Stored data:
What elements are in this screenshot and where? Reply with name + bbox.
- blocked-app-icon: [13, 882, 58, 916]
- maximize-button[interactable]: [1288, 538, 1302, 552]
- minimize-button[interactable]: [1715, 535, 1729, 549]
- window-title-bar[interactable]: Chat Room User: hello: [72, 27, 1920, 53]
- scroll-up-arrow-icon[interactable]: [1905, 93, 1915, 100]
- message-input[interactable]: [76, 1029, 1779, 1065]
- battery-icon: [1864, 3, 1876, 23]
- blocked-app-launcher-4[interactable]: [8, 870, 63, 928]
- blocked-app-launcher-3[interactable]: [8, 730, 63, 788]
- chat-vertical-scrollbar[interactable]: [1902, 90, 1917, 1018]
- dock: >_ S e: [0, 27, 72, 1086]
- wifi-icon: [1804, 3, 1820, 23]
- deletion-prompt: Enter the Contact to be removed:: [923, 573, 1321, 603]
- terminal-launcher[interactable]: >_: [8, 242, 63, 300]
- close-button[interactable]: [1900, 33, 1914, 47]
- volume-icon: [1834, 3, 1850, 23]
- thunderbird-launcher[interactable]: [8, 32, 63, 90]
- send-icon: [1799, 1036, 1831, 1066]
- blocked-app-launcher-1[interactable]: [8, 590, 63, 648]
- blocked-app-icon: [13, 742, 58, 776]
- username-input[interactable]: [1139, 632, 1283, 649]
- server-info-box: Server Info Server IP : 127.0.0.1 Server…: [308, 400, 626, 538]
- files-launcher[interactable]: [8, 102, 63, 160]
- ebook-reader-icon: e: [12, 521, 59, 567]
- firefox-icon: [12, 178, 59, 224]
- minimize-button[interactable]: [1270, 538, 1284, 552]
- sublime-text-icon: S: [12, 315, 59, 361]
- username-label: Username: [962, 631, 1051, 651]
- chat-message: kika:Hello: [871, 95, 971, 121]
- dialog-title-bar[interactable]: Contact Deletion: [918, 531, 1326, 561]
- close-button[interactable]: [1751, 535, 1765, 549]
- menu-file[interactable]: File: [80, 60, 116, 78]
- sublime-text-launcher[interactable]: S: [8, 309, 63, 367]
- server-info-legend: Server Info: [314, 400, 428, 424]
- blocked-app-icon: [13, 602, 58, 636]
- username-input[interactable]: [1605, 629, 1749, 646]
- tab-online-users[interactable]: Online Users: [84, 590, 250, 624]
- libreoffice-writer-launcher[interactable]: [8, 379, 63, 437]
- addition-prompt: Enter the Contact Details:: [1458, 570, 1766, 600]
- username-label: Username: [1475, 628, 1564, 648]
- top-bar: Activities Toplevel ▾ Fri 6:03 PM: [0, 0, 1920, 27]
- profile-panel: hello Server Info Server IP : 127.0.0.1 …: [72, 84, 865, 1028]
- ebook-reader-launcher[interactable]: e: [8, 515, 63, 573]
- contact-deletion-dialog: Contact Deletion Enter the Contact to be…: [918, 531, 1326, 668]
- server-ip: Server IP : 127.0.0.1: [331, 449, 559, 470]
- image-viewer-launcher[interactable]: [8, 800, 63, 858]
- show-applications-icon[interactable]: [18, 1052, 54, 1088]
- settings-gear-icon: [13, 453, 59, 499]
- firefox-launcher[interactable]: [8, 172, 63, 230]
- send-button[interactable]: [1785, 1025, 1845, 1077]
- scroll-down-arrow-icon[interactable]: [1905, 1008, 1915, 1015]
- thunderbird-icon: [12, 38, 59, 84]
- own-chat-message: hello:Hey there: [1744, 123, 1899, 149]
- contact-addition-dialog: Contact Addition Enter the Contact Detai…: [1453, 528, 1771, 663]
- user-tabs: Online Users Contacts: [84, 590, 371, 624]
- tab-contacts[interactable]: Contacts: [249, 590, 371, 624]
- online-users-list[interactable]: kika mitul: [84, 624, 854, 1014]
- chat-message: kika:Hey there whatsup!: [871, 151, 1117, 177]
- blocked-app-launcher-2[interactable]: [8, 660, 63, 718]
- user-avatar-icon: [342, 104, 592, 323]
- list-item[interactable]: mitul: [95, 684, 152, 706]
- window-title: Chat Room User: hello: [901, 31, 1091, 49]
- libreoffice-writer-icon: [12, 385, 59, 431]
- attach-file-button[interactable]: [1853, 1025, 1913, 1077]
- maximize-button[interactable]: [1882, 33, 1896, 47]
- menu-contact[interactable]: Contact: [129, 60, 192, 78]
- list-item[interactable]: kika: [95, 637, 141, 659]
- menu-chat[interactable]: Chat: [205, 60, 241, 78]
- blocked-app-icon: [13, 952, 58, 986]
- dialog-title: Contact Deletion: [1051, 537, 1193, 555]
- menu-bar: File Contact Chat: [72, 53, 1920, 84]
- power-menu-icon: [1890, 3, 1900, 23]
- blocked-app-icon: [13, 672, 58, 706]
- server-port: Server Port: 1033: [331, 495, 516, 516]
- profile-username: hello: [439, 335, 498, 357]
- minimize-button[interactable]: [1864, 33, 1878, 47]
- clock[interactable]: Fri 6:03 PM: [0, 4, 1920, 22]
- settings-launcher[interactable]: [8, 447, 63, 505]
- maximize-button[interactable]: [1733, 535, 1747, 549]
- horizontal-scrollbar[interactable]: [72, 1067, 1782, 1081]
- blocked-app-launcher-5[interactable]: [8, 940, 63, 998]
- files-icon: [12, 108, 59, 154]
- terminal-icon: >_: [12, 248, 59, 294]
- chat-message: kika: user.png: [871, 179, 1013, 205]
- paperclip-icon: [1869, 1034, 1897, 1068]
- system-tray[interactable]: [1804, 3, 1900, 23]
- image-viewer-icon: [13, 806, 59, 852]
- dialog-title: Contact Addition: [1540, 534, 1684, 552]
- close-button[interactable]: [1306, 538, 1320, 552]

*Do this*. Reproduce all of the entries, substituting "restricted-app-icon" for each occurrence of "blocked-app-icon" and leaving everything else unchanged.

*Correct response*.
What elements are in this screenshot and where? Reply with name + bbox.
- restricted-app-icon: [13, 882, 58, 916]
- maximize-button[interactable]: [1288, 538, 1302, 552]
- minimize-button[interactable]: [1715, 535, 1729, 549]
- window-title-bar[interactable]: Chat Room User: hello: [72, 27, 1920, 53]
- scroll-up-arrow-icon[interactable]: [1905, 93, 1915, 100]
- message-input[interactable]: [76, 1029, 1779, 1065]
- battery-icon: [1864, 3, 1876, 23]
- blocked-app-launcher-4[interactable]: [8, 870, 63, 928]
- blocked-app-launcher-3[interactable]: [8, 730, 63, 788]
- chat-vertical-scrollbar[interactable]: [1902, 90, 1917, 1018]
- dock: >_ S e: [0, 27, 72, 1086]
- wifi-icon: [1804, 3, 1820, 23]
- deletion-prompt: Enter the Contact to be removed:: [923, 573, 1321, 603]
- terminal-launcher[interactable]: >_: [8, 242, 63, 300]
- close-button[interactable]: [1900, 33, 1914, 47]
- volume-icon: [1834, 3, 1850, 23]
- thunderbird-launcher[interactable]: [8, 32, 63, 90]
- send-icon: [1799, 1036, 1831, 1066]
- blocked-app-launcher-1[interactable]: [8, 590, 63, 648]
- restricted-app-icon: [13, 742, 58, 776]
- username-input[interactable]: [1139, 632, 1283, 649]
- server-info-box: Server Info Server IP : 127.0.0.1 Server…: [308, 400, 626, 538]
- files-launcher[interactable]: [8, 102, 63, 160]
- ebook-reader-icon: e: [12, 521, 59, 567]
- firefox-icon: [12, 178, 59, 224]
- minimize-button[interactable]: [1270, 538, 1284, 552]
- sublime-text-icon: S: [12, 315, 59, 361]
- username-label: Username: [962, 631, 1051, 651]
- chat-message: kika:Hello: [871, 95, 971, 121]
- dialog-title-bar[interactable]: Contact Deletion: [918, 531, 1326, 561]
- close-button[interactable]: [1751, 535, 1765, 549]
- menu-file[interactable]: File: [80, 60, 116, 78]
- sublime-text-launcher[interactable]: S: [8, 309, 63, 367]
- server-info-legend: Server Info: [314, 400, 428, 424]
- restricted-app-icon: [13, 602, 58, 636]
- username-input[interactable]: [1605, 629, 1749, 646]
- tab-online-users[interactable]: Online Users: [84, 590, 250, 624]
- libreoffice-writer-launcher[interactable]: [8, 379, 63, 437]
- addition-prompt: Enter the Contact Details:: [1458, 570, 1766, 600]
- username-label: Username: [1475, 628, 1564, 648]
- top-bar: Activities Toplevel ▾ Fri 6:03 PM: [0, 0, 1920, 27]
- profile-panel: hello Server Info Server IP : 127.0.0.1 …: [72, 84, 865, 1028]
- ebook-reader-launcher[interactable]: e: [8, 515, 63, 573]
- contact-deletion-dialog: Contact Deletion Enter the Contact to be…: [918, 531, 1326, 668]
- server-ip: Server IP : 127.0.0.1: [331, 449, 559, 470]
- image-viewer-launcher[interactable]: [8, 800, 63, 858]
- show-applications-icon[interactable]: [18, 1052, 54, 1088]
- settings-gear-icon: [13, 453, 59, 499]
- firefox-launcher[interactable]: [8, 172, 63, 230]
- send-button[interactable]: [1785, 1025, 1845, 1077]
- scroll-down-arrow-icon[interactable]: [1905, 1008, 1915, 1015]
- thunderbird-icon: [12, 38, 59, 84]
- own-chat-message: hello:Hey there: [1744, 123, 1899, 149]
- contact-addition-dialog: Contact Addition Enter the Contact Detai…: [1453, 528, 1771, 663]
- user-tabs: Online Users Contacts: [84, 590, 371, 624]
- tab-contacts[interactable]: Contacts: [249, 590, 371, 624]
- online-users-list[interactable]: kika mitul: [84, 624, 854, 1014]
- chat-message: kika:Hey there whatsup!: [871, 151, 1117, 177]
- blocked-app-launcher-2[interactable]: [8, 660, 63, 718]
- user-avatar-icon: [342, 104, 592, 323]
- list-item[interactable]: mitul: [95, 684, 152, 706]
- window-title: Chat Room User: hello: [901, 31, 1091, 49]
- libreoffice-writer-icon: [12, 385, 59, 431]
- attach-file-button[interactable]: [1853, 1025, 1913, 1077]
- maximize-button[interactable]: [1882, 33, 1896, 47]
- menu-contact[interactable]: Contact: [129, 60, 192, 78]
- list-item[interactable]: kika: [95, 637, 141, 659]
- menu-chat[interactable]: Chat: [205, 60, 241, 78]
- restricted-app-icon: [13, 952, 58, 986]
- dialog-title: Contact Deletion: [1051, 537, 1193, 555]
- menu-bar: File Contact Chat: [72, 53, 1920, 84]
- power-menu-icon: [1890, 3, 1900, 23]
- restricted-app-icon: [13, 672, 58, 706]
- server-port: Server Port: 1033: [331, 495, 516, 516]
- profile-username: hello: [439, 335, 498, 357]
- minimize-button[interactable]: [1864, 33, 1878, 47]
- clock[interactable]: Fri 6:03 PM: [0, 4, 1920, 22]
- settings-launcher[interactable]: [8, 447, 63, 505]
- maximize-button[interactable]: [1733, 535, 1747, 549]
- horizontal-scrollbar[interactable]: [72, 1067, 1782, 1081]
- blocked-app-launcher-5[interactable]: [8, 940, 63, 998]
- files-icon: [12, 108, 59, 154]
- terminal-icon: >_: [12, 248, 59, 294]
- chat-message: kika: user.png: [871, 179, 1013, 205]
- paperclip-icon: [1869, 1034, 1897, 1068]
- system-tray[interactable]: [1804, 3, 1900, 23]
- image-viewer-icon: [13, 806, 59, 852]
- dialog-title: Contact Addition: [1540, 534, 1684, 552]
- close-button[interactable]: [1306, 538, 1320, 552]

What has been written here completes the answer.